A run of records
-------------------------
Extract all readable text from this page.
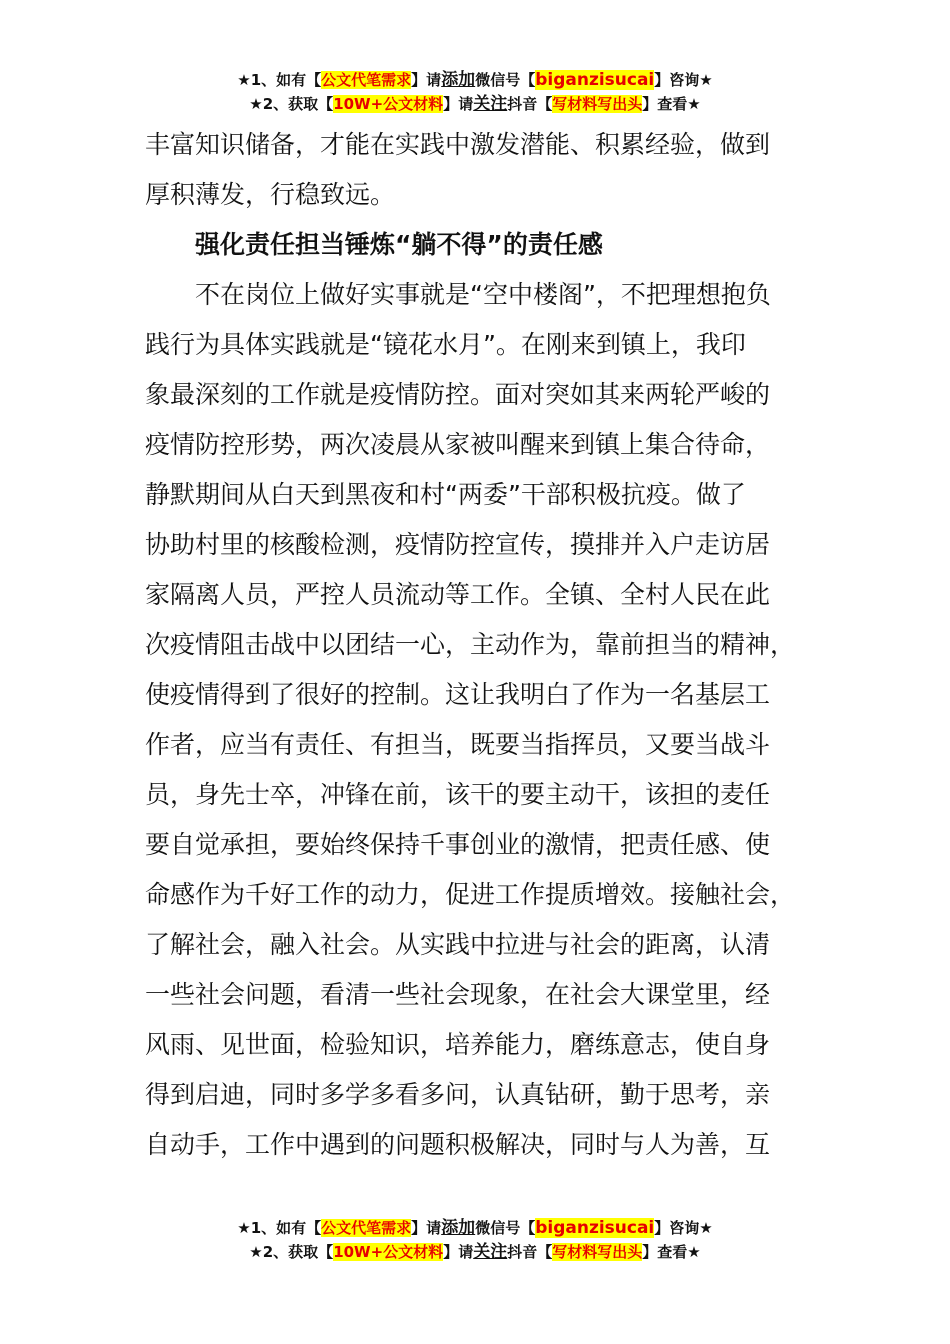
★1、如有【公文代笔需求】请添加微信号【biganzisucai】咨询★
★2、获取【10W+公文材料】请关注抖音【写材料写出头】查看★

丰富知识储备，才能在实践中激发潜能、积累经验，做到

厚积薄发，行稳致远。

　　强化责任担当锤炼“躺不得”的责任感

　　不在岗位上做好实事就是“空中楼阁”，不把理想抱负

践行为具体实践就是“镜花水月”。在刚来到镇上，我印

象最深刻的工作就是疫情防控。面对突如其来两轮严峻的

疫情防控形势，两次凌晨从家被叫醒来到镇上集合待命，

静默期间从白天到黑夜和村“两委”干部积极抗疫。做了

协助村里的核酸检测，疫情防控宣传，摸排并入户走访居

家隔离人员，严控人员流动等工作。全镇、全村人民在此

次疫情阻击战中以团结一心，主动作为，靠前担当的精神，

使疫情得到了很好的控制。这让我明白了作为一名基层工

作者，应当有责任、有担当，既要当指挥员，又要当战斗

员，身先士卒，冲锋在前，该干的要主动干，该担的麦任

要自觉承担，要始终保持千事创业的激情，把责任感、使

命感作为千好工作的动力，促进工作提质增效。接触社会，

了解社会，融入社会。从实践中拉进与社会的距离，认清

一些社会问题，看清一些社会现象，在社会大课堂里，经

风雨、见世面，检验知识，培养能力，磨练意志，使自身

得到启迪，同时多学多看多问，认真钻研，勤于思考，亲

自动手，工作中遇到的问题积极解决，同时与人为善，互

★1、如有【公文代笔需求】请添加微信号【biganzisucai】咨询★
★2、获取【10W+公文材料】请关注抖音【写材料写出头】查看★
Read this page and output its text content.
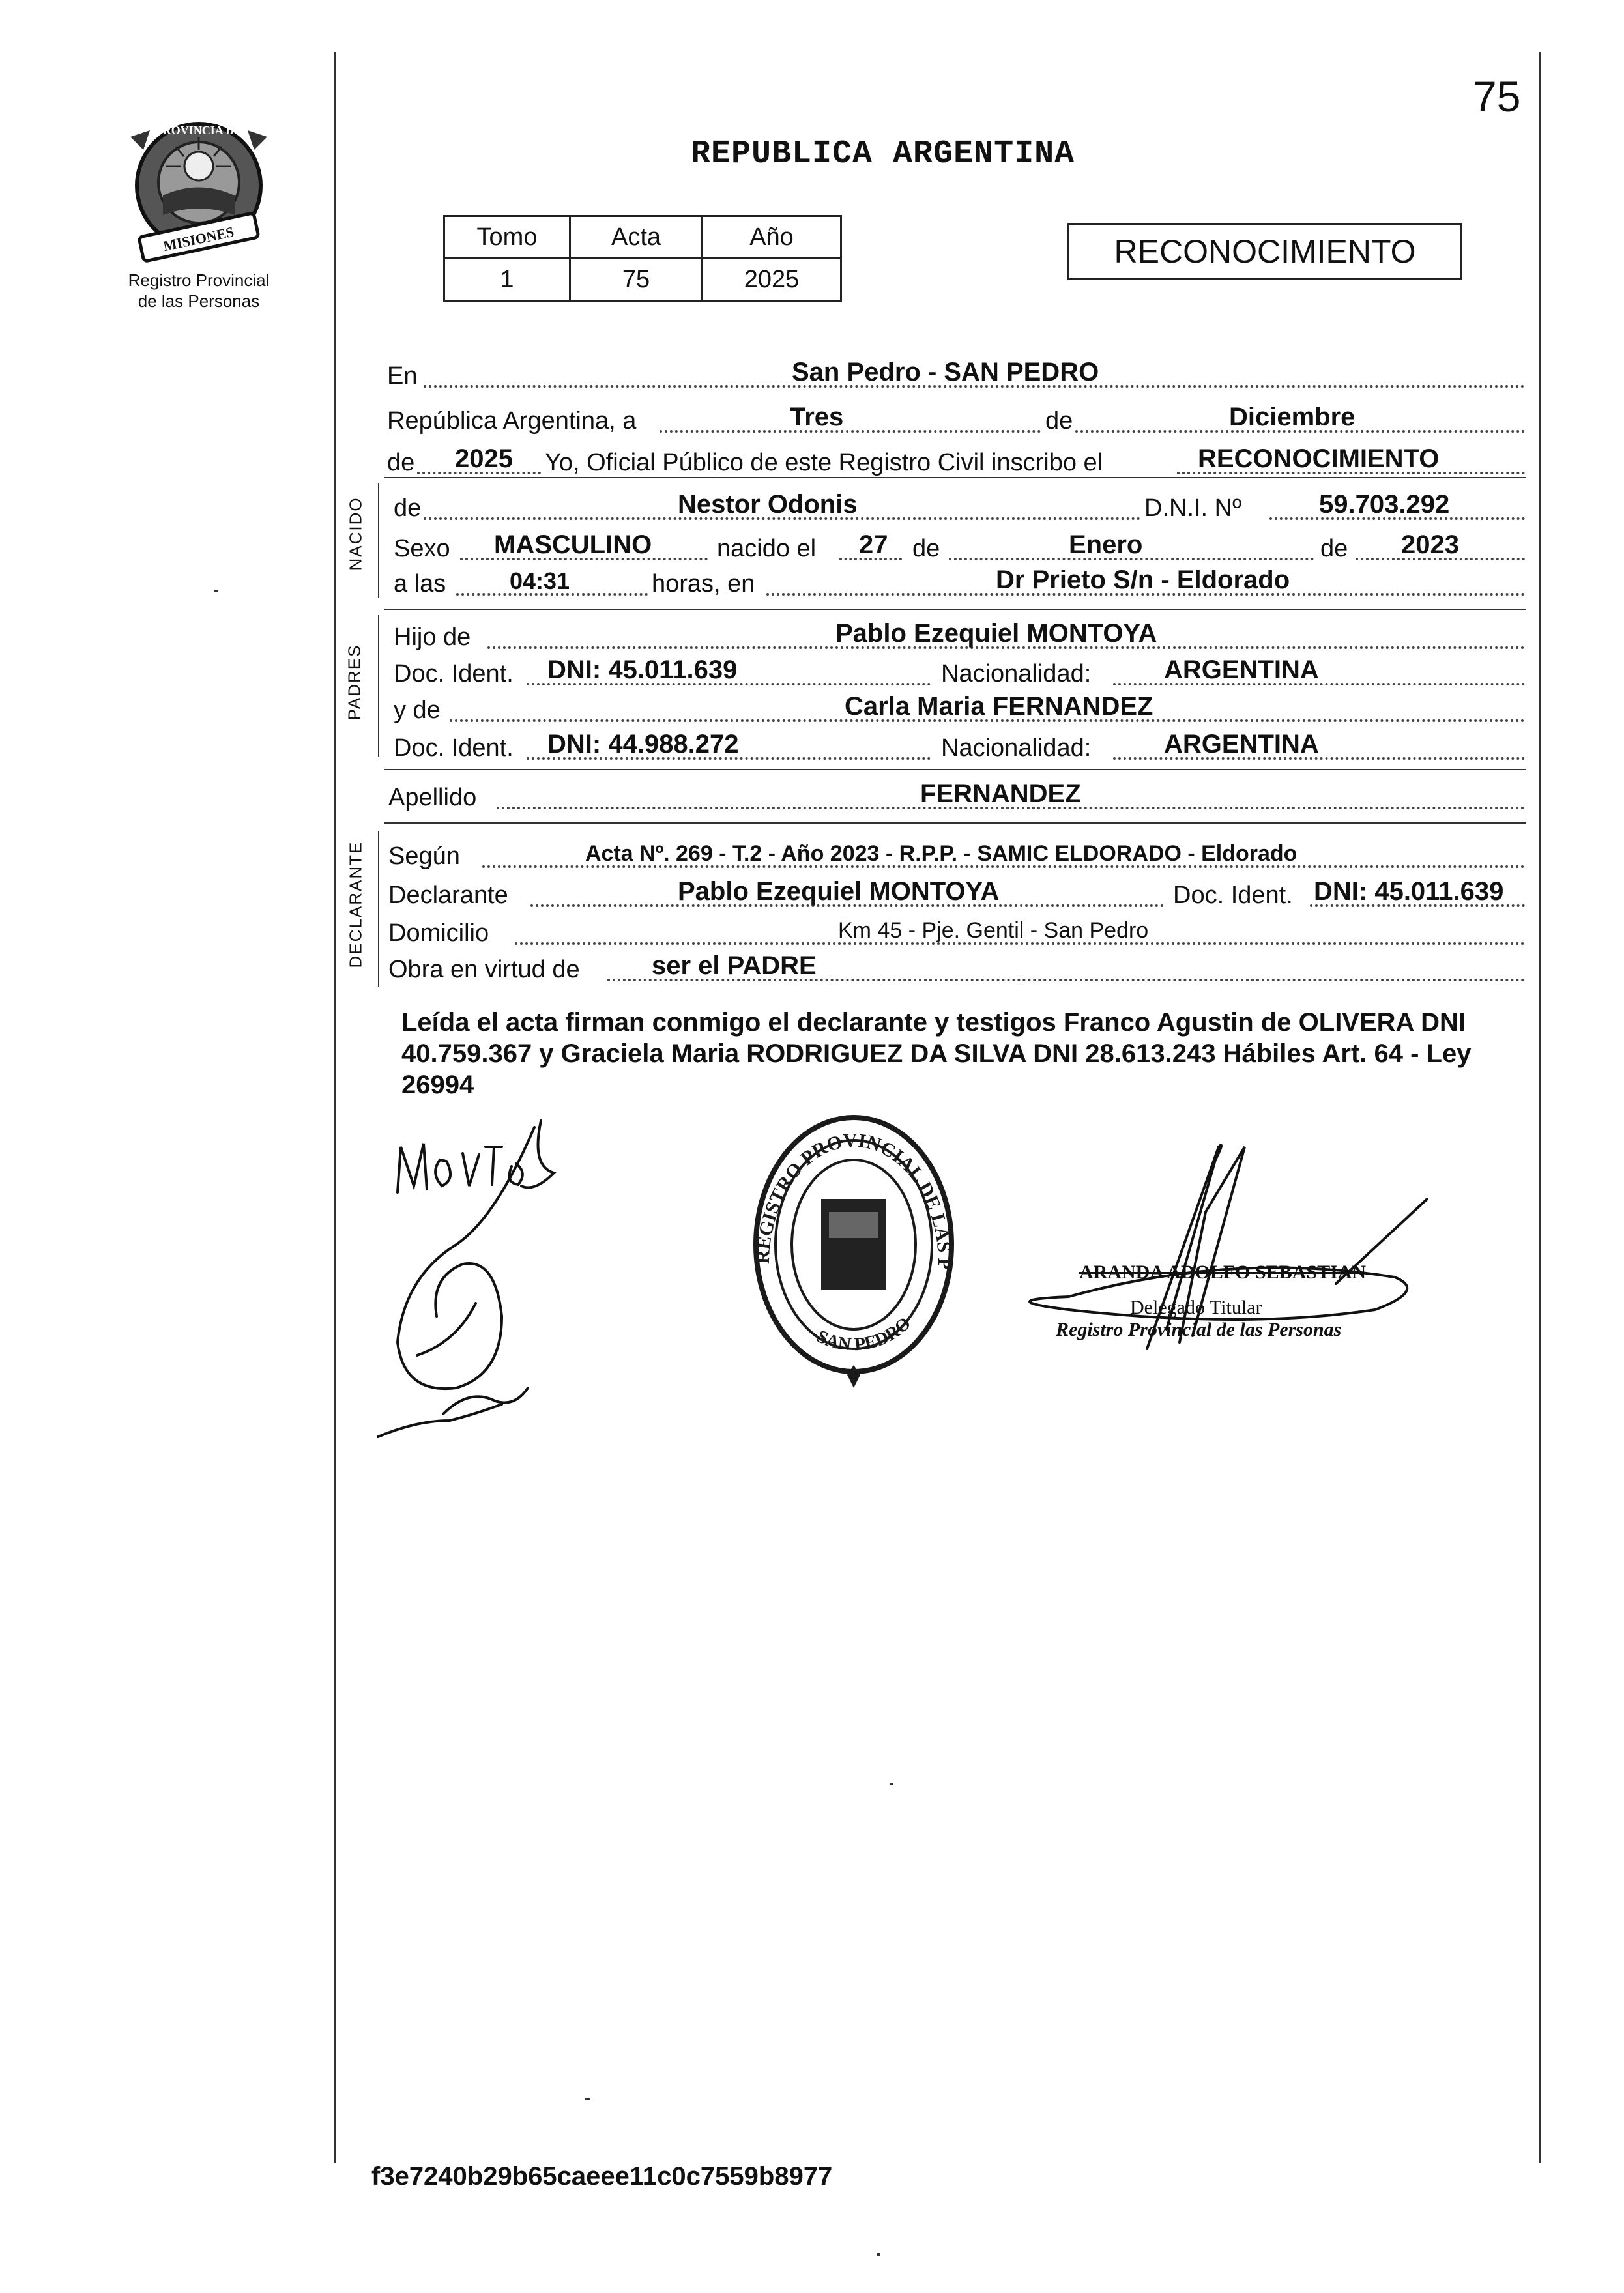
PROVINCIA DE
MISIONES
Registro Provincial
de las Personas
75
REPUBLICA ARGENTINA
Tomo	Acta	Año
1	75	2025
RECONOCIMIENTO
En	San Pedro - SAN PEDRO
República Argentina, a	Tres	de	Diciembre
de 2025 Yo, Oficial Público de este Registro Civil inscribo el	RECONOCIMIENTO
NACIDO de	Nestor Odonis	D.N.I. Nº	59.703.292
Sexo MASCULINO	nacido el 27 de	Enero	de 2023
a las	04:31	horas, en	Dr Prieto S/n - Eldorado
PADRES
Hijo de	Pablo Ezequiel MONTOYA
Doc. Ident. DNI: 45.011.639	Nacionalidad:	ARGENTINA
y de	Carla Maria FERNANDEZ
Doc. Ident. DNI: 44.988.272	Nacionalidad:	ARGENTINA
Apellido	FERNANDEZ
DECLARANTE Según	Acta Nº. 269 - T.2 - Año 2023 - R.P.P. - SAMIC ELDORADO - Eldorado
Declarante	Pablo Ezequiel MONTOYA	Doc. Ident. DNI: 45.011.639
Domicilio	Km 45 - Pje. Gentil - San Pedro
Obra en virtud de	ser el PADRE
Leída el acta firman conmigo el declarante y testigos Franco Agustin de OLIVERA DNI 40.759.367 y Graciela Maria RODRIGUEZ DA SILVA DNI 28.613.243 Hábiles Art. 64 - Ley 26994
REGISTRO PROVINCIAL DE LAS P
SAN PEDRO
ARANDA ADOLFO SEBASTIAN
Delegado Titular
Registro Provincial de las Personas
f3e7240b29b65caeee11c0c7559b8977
-------------------------
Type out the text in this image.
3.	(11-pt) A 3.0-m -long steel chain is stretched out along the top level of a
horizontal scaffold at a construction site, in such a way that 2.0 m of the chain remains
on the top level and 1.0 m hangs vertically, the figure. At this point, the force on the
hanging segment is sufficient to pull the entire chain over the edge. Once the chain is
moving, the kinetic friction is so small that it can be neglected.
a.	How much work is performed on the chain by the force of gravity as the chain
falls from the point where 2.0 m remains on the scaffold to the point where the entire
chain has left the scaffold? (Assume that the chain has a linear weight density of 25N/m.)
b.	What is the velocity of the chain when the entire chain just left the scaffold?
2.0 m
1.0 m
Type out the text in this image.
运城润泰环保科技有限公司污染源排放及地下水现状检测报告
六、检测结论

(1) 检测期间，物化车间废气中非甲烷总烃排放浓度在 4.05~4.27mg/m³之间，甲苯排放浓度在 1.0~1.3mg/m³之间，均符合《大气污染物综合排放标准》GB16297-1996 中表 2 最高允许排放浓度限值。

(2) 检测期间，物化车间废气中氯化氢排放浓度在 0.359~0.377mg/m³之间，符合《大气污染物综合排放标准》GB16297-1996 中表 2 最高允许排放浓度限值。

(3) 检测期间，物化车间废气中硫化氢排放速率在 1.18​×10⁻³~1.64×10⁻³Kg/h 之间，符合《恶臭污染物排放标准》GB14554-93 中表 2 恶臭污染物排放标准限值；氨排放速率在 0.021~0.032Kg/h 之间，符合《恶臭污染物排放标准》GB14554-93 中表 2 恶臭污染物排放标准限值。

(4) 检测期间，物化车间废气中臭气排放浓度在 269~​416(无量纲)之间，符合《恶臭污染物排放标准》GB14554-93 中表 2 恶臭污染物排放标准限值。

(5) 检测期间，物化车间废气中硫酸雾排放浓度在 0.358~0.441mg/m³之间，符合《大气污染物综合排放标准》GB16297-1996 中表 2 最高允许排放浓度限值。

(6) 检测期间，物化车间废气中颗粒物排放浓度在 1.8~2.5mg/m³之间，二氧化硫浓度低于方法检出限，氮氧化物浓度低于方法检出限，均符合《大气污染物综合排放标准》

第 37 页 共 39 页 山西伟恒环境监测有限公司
-------------------------
The exercise
Pick out each line containing the string "chain" and copy it.

Written solution
3.	(11-pt) A 3.0-m -long steel chain is stretched out along the top level of a
horizontal scaffold at a construction site, in such a way that 2.0 m of the chain remains
hanging segment is sufficient to pull the entire chain over the edge. Once the chain is
a.	How much work is performed on the chain by the force of gravity as the chain
chain has left the scaffold? (Assume that the chain has a linear weight density of 25N/m.)
b.	What is the velocity of the chain when the entire chain just left the scaffold?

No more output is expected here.